▸ THE EXERCISE: Pick out the lines containing "ситуации".

(Data items)
:::
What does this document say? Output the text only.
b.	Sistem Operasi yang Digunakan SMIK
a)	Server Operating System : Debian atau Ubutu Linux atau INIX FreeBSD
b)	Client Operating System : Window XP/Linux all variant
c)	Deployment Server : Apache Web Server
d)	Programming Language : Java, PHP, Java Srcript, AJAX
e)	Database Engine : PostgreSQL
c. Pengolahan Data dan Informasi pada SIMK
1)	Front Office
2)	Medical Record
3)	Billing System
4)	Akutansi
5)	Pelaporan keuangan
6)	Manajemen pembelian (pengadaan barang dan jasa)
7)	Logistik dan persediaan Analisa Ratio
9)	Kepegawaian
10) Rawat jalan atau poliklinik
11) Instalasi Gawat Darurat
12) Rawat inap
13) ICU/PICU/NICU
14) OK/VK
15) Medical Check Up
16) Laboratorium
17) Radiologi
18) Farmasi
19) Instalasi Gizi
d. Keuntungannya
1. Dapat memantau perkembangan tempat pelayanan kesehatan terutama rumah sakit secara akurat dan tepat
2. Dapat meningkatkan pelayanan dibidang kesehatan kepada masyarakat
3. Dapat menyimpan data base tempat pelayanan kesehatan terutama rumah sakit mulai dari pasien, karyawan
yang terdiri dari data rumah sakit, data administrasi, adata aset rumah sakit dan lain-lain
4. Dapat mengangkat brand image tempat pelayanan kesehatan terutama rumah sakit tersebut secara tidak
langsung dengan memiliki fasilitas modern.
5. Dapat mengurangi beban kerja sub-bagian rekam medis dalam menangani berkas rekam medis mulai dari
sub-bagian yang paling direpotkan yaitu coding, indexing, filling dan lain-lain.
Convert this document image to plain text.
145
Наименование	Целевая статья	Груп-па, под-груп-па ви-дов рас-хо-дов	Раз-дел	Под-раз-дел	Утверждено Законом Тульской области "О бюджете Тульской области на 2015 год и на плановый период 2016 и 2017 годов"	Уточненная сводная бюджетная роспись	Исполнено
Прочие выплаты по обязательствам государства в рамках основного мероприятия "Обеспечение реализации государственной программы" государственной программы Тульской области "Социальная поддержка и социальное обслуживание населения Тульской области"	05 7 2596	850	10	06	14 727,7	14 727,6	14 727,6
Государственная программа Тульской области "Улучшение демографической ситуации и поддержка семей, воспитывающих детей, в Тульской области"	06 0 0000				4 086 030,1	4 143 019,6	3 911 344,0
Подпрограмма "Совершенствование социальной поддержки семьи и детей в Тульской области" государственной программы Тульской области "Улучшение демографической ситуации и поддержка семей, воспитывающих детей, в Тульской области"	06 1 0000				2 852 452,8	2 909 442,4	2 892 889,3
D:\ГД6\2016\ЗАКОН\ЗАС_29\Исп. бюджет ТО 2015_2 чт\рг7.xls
:::
▸ RESULT:
Государственная программа Тульской области "Улучшение демографической ситуации и поддержка семей, воспитывающих детей, в Тульской области"	06 0 0000				4 086 030,1	4 143 019,6	3 911 344,0
Подпрограмма "Совершенствование социальной поддержки семьи и детей в Тульской области" государственной программы Тульской области "Улучшение демографической ситуации и поддержка семей, воспитывающих детей, в Тульской области"	06 1 0000				2 852 452,8	2 909 442,4	2 892 889,3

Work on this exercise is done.